• **Your instructions**
Report how many lines hold the word "been"; give nothing but the number.

──────── Material to process

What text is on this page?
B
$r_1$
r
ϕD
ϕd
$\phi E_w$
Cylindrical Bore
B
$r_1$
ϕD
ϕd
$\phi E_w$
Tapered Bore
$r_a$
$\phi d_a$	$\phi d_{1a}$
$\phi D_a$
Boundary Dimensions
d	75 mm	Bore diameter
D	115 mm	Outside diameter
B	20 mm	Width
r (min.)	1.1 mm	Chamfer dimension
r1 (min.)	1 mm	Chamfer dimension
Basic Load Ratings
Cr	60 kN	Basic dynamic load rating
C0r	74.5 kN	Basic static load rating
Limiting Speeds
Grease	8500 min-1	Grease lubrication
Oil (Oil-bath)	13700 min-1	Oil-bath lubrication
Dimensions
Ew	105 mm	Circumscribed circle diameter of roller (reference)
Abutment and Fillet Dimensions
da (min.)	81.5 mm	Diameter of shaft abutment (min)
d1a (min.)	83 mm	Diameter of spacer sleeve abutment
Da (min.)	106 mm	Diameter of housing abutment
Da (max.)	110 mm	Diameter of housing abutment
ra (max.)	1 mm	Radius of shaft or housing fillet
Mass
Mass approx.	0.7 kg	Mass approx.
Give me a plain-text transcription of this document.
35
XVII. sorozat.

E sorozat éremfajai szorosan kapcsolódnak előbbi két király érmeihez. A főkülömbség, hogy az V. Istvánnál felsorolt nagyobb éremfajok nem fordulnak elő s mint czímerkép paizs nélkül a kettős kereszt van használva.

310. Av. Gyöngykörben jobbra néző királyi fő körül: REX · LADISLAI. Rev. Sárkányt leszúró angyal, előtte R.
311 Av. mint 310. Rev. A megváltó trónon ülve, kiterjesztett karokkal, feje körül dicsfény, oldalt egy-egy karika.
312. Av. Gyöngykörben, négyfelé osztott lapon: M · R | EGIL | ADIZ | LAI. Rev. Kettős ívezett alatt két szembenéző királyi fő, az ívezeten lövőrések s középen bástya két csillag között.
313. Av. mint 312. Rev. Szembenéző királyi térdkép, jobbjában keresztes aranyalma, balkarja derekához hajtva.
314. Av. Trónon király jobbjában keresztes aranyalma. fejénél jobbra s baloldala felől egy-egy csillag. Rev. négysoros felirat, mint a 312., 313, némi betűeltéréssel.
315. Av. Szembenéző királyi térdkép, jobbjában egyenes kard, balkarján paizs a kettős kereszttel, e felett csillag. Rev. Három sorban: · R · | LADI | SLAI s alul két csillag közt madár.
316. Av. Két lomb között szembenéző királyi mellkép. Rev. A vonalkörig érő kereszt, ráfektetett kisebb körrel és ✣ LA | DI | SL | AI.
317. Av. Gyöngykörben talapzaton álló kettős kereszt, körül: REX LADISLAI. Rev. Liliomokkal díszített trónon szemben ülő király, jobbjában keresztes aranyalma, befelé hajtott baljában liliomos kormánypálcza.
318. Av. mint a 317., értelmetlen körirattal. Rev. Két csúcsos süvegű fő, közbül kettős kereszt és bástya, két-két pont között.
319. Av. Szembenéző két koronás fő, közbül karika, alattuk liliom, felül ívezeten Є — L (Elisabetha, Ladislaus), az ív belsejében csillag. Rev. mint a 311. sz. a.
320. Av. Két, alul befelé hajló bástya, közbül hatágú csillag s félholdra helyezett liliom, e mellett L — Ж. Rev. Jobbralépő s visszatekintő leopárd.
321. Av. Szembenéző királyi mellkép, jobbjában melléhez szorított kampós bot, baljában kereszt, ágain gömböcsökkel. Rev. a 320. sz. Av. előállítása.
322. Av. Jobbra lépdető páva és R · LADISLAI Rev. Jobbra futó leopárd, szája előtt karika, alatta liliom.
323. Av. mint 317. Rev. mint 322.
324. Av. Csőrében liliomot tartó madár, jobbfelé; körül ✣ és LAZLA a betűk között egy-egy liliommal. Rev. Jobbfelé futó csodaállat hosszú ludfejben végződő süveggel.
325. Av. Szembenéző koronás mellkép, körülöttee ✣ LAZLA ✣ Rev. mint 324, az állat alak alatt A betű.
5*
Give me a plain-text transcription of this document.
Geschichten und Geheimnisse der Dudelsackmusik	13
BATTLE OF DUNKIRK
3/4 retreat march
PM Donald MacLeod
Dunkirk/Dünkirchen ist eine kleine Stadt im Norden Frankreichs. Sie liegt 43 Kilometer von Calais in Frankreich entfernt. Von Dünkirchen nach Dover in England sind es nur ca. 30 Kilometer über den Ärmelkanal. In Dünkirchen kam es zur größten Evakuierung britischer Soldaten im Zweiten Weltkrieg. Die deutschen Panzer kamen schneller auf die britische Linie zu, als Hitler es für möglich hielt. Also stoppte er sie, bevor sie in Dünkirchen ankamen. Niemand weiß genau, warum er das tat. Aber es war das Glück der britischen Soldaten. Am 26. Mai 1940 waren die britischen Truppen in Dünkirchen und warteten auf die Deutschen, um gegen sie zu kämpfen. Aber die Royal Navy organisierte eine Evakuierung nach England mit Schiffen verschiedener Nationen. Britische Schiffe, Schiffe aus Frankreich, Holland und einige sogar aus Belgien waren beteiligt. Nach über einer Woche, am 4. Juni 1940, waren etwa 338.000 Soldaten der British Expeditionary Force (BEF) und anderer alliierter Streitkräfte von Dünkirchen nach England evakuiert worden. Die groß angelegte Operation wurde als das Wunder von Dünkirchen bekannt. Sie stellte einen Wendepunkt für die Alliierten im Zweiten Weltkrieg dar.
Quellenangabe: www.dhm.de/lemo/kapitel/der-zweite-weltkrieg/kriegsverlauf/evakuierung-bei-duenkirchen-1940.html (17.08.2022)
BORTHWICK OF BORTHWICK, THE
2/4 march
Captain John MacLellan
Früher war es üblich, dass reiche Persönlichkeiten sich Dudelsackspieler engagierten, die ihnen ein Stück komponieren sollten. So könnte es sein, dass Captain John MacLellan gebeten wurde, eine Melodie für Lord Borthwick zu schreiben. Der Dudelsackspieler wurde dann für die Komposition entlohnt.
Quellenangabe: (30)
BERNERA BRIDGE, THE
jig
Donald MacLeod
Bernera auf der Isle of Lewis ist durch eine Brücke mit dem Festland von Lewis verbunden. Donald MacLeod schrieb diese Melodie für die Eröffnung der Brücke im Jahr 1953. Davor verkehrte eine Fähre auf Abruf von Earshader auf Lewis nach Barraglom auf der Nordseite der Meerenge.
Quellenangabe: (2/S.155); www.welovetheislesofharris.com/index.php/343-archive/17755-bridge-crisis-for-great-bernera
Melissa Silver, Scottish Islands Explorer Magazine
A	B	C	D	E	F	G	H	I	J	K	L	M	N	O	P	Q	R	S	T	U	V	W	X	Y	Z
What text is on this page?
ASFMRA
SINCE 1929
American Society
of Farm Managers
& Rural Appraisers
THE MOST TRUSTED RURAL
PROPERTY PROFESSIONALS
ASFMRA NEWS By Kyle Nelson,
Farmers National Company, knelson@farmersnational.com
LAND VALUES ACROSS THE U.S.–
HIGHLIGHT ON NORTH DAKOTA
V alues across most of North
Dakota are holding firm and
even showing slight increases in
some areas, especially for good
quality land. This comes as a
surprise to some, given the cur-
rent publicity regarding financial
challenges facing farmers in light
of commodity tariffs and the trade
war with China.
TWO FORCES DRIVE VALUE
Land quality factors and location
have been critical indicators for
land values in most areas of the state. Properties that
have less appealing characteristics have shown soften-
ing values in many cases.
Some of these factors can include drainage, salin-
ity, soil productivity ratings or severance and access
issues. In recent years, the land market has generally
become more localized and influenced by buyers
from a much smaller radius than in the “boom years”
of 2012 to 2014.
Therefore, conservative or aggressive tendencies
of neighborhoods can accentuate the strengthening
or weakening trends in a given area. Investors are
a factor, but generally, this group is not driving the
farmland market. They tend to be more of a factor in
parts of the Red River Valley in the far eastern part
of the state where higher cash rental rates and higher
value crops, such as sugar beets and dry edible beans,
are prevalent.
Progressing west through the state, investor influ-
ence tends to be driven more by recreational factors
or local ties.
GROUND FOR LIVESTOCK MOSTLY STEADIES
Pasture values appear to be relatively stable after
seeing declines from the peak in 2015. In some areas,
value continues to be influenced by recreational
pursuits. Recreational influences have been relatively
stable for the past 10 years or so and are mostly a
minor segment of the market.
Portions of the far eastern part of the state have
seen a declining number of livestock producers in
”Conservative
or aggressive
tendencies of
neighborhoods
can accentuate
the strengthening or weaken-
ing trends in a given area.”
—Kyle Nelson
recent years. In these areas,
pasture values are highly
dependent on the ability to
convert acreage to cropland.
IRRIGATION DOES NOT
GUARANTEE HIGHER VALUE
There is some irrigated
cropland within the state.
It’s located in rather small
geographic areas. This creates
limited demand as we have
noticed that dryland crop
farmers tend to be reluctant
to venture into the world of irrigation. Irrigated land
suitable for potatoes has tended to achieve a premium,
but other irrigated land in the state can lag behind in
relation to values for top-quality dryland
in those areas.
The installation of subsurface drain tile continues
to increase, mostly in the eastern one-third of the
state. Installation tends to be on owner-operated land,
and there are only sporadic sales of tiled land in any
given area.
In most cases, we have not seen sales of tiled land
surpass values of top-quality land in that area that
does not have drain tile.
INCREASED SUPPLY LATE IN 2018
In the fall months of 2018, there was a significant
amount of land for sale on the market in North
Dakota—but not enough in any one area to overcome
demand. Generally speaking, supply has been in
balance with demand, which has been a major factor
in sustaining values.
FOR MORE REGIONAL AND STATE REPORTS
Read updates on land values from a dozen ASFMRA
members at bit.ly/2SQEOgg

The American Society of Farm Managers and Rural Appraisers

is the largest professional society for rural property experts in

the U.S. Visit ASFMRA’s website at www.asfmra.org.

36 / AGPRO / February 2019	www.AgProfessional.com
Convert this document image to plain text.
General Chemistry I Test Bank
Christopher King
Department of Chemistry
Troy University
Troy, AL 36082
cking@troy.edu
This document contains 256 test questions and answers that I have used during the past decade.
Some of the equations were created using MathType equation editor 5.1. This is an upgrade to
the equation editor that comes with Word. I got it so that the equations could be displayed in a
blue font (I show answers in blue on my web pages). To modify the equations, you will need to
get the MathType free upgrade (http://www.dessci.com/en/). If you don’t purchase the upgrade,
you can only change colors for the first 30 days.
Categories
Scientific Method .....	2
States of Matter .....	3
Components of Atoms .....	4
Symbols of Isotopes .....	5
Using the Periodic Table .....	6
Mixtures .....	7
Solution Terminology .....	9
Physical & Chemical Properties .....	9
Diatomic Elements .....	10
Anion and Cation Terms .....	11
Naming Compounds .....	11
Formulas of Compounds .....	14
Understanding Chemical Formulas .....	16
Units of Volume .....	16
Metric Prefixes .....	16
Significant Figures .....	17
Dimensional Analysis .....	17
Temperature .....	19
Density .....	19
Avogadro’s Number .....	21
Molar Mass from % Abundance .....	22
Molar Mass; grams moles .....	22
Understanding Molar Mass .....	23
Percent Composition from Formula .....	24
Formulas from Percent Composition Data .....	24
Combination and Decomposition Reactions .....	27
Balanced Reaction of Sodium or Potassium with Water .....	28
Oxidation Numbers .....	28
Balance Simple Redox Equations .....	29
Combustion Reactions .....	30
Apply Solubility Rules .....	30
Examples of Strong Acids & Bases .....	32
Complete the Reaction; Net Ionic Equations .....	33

────────────────

• **Right answer**
4